Figure record listings
## Begin

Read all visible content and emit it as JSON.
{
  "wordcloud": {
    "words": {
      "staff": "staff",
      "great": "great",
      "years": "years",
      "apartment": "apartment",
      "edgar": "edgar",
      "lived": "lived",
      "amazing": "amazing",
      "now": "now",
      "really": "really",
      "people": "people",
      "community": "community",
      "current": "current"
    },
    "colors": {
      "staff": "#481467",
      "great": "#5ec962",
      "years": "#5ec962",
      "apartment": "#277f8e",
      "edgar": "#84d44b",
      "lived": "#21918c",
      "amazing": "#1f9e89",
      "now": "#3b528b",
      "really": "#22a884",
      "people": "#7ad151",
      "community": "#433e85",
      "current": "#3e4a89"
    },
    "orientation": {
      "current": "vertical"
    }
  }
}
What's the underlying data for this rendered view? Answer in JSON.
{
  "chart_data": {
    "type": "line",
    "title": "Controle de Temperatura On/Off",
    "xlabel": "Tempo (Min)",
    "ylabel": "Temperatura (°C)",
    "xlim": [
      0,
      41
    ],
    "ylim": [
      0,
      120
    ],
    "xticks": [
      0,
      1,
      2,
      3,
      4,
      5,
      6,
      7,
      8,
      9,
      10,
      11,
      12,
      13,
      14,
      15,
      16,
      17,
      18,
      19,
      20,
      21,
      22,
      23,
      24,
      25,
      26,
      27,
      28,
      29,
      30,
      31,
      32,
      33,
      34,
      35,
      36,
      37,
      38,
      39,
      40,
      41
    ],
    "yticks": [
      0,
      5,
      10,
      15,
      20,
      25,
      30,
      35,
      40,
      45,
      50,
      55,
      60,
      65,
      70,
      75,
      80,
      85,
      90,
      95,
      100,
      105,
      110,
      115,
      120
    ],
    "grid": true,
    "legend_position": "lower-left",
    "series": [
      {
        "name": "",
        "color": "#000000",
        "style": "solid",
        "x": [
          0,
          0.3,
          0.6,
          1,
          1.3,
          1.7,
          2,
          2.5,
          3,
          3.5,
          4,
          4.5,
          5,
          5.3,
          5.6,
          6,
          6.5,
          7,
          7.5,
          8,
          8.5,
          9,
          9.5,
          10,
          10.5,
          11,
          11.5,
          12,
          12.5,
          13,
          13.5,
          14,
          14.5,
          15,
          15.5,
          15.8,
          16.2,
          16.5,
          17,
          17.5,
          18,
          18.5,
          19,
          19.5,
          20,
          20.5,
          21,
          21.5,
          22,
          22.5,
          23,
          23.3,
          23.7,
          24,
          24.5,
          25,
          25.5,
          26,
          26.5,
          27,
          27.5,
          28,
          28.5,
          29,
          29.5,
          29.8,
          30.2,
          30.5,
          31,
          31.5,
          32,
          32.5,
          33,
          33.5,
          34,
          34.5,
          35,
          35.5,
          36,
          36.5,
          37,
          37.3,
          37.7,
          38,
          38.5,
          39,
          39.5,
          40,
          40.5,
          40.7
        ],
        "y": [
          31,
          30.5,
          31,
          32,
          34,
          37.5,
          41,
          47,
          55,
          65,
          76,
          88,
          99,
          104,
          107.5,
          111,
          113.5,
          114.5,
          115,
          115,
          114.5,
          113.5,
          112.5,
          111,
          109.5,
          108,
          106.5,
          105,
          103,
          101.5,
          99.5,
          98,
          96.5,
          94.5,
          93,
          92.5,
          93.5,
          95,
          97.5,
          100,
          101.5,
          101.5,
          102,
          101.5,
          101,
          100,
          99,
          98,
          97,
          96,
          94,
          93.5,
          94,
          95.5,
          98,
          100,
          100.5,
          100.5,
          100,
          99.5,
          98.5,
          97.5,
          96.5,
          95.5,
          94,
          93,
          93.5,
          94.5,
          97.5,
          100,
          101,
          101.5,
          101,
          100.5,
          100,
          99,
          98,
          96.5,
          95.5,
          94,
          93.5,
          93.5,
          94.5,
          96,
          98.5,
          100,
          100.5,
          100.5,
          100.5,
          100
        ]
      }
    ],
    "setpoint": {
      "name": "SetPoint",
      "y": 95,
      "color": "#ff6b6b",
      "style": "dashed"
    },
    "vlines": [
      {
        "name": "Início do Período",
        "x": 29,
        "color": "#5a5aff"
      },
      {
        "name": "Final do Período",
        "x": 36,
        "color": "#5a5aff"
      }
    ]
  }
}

## End

(Stated goal): Among the lines above, determine how many hold the word "current"; report the figure alone.

(Expected answer): 3